What you will do →
Pull every line containing the word "scoreText" from the records.
--- Begin ---
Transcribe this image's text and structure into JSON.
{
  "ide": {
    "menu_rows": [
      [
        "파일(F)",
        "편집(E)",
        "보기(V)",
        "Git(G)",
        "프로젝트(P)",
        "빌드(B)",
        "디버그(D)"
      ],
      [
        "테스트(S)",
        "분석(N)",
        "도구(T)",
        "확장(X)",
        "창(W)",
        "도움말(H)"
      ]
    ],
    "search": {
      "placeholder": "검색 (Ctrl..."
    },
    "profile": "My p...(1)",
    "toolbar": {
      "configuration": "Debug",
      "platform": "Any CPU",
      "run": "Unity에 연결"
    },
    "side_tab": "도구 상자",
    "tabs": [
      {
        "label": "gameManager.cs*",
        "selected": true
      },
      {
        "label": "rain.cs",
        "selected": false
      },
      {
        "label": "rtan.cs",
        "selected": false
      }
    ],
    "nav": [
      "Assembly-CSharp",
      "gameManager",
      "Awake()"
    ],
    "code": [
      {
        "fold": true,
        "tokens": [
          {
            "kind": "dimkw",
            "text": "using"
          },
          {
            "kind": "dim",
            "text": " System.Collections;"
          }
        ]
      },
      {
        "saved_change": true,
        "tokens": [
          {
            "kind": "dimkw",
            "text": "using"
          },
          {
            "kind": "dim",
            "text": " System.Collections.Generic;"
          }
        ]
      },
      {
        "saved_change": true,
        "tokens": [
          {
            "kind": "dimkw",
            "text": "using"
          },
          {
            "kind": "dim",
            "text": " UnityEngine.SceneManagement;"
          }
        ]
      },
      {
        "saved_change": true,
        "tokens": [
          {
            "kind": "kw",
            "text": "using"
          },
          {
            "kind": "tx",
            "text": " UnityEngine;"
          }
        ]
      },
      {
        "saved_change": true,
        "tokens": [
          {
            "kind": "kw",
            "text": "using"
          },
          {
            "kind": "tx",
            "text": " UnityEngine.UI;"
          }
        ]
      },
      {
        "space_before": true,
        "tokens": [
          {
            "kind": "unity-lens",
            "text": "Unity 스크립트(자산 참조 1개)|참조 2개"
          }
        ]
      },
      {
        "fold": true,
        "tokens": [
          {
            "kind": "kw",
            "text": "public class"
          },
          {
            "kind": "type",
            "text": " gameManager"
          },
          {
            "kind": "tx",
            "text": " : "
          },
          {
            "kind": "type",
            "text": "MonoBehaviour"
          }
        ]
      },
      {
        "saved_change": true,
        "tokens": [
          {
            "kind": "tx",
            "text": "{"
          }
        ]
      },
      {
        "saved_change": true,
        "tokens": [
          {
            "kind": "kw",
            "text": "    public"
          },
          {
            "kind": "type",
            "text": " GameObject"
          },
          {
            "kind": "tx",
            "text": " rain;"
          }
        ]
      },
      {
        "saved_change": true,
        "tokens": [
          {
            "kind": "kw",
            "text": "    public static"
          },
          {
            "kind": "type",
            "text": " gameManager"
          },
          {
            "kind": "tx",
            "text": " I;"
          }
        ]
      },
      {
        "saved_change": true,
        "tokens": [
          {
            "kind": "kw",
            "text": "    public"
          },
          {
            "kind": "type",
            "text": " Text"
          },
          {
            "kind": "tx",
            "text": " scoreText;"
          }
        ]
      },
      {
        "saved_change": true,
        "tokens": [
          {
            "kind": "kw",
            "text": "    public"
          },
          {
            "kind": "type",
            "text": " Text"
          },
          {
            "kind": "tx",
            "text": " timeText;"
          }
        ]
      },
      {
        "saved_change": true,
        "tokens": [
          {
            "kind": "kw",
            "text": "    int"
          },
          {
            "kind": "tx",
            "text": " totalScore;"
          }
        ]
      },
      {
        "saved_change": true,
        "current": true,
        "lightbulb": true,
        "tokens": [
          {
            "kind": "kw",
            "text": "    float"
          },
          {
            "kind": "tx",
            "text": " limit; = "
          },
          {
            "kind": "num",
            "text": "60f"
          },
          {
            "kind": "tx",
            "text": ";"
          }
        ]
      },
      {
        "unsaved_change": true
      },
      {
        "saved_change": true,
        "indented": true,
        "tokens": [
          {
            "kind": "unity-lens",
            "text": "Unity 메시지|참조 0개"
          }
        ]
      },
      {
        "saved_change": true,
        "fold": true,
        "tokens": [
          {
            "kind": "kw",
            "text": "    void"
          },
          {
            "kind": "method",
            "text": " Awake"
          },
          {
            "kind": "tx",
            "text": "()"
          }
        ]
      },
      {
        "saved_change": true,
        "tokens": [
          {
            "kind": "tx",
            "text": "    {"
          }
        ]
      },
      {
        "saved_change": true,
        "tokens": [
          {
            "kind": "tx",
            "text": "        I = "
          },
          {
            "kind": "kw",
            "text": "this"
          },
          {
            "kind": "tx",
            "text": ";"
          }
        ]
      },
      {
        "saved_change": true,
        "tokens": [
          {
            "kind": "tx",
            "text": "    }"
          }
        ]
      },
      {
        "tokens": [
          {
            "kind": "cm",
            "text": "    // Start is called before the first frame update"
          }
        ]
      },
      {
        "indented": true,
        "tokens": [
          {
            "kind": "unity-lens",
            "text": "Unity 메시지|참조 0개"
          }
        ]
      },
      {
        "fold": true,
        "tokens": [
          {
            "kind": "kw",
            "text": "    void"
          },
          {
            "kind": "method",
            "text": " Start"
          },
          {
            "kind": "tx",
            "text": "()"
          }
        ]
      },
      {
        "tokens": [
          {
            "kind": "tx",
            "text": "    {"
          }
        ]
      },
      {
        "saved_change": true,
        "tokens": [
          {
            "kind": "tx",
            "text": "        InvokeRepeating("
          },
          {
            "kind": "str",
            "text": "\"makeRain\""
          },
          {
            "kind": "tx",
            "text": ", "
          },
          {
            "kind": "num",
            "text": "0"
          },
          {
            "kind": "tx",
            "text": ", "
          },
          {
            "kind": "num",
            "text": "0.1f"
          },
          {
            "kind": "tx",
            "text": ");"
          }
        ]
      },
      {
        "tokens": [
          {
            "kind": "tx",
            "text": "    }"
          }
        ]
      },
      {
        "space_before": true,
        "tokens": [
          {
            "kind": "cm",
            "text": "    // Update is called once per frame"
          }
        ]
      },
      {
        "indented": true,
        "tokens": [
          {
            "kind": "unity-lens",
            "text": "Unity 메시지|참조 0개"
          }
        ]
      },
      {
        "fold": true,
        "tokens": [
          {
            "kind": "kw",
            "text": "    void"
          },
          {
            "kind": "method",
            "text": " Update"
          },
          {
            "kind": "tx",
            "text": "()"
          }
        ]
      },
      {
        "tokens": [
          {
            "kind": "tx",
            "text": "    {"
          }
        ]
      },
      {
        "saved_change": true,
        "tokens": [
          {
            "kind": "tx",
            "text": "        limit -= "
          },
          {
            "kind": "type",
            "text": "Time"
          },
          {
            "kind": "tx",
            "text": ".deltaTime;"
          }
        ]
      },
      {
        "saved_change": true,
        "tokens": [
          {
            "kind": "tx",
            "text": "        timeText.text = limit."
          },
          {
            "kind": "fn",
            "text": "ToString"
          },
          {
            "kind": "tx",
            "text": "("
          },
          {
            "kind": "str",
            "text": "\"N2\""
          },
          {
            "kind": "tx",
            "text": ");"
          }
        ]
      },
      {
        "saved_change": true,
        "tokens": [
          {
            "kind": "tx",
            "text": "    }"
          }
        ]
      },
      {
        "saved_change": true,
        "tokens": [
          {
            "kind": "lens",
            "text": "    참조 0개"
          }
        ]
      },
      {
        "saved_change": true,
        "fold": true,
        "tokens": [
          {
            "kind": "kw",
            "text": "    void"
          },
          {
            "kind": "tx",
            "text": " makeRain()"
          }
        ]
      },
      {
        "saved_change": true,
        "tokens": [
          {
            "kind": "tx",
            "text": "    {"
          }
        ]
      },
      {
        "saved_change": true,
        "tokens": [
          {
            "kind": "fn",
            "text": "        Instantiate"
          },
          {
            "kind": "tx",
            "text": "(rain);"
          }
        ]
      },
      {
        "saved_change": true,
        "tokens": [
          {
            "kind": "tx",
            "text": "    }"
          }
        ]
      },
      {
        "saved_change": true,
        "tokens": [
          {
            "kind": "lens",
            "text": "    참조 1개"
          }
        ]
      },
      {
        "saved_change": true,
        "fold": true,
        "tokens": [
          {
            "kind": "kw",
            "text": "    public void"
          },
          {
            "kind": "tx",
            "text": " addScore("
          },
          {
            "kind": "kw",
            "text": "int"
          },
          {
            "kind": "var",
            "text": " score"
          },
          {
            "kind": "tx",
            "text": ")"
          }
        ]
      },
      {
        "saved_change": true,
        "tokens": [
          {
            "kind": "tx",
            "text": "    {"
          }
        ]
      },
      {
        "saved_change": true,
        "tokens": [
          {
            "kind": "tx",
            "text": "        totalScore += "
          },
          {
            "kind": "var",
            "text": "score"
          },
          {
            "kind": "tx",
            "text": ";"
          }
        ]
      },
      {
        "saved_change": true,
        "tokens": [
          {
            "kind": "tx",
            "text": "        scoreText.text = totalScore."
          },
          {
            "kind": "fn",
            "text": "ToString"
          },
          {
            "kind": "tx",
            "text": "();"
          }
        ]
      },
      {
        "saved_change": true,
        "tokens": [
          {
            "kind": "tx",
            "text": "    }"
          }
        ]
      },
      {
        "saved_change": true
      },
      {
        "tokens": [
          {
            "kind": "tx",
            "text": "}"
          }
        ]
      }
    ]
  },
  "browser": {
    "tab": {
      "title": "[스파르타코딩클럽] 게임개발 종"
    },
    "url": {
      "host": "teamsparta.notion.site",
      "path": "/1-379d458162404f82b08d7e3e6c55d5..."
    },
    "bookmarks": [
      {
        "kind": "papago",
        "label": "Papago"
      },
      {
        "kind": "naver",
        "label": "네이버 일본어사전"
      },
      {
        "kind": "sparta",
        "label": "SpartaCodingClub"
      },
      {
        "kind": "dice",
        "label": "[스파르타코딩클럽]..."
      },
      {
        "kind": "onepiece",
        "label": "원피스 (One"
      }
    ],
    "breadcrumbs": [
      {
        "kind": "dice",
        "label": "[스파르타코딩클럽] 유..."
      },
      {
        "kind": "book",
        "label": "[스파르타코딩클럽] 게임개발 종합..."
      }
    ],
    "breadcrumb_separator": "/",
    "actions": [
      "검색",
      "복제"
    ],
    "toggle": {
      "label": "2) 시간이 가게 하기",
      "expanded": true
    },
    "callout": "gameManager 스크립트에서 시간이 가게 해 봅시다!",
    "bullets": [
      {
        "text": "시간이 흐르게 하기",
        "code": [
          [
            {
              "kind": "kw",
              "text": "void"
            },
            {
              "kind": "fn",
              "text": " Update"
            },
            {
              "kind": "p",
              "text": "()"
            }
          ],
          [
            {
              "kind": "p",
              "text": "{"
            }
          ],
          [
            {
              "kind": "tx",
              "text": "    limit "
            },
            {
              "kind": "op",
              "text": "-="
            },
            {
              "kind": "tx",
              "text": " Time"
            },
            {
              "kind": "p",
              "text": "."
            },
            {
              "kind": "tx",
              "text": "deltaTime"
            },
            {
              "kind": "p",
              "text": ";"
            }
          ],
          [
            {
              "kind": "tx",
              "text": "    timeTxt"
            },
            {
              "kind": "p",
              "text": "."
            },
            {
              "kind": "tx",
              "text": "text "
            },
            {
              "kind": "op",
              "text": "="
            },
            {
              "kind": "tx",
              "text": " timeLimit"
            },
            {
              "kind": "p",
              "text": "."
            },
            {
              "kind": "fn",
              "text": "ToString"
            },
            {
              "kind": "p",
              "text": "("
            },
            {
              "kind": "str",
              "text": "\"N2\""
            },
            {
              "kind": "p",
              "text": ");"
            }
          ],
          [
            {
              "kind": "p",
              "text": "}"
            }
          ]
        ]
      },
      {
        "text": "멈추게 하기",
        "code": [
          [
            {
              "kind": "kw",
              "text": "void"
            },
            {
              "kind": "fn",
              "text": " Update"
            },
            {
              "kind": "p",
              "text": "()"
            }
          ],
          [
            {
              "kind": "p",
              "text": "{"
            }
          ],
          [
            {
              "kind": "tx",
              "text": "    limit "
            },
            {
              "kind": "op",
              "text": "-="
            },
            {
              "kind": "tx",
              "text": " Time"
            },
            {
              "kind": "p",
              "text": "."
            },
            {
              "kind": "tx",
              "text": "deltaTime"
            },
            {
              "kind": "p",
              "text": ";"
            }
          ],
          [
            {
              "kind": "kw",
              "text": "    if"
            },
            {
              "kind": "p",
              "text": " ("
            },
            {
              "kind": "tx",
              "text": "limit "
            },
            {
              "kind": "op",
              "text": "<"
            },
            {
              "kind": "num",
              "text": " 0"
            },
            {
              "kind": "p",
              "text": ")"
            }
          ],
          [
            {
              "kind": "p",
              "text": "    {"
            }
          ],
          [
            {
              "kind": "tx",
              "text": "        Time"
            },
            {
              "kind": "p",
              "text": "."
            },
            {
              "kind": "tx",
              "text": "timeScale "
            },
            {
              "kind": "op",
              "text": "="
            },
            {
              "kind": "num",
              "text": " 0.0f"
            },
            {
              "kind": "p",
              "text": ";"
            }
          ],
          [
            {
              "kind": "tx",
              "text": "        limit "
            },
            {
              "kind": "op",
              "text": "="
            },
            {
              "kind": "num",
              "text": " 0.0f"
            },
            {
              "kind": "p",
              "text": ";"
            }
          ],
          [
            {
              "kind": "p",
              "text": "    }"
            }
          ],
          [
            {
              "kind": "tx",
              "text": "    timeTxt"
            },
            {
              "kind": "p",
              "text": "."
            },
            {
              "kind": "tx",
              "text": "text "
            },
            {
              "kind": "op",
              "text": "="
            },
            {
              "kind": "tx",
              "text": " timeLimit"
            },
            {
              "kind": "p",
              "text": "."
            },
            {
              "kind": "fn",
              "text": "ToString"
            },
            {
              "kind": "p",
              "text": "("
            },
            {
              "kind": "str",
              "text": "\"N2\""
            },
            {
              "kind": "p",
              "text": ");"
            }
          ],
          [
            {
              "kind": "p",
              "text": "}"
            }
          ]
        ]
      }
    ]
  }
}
--- End ---
Exercise solution →
            "text": " scoreText;"
            "text": "        scoreText.text = totalScore."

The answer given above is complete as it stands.